## TASK REQUIREMENTS
Check every line of the entries below for the word "name", and copy the ones that have it.
==== DATA SHOWN ====
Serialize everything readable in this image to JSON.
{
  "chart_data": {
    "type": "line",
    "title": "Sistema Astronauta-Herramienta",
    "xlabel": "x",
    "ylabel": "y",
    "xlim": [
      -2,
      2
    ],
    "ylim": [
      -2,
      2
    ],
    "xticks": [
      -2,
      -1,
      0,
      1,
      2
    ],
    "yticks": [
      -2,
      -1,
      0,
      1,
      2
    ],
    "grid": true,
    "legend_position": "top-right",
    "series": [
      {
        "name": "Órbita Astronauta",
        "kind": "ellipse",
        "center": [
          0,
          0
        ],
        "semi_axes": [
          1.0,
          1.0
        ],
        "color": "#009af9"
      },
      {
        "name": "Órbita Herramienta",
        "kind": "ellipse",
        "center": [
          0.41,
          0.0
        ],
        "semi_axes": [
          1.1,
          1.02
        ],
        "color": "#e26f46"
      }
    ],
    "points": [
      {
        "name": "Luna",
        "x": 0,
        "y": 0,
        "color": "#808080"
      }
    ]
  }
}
====
## FINISHED ANSWER
        "name": "Órbita Astronauta",
        "name": "Órbita Herramienta",
        "name": "Luna",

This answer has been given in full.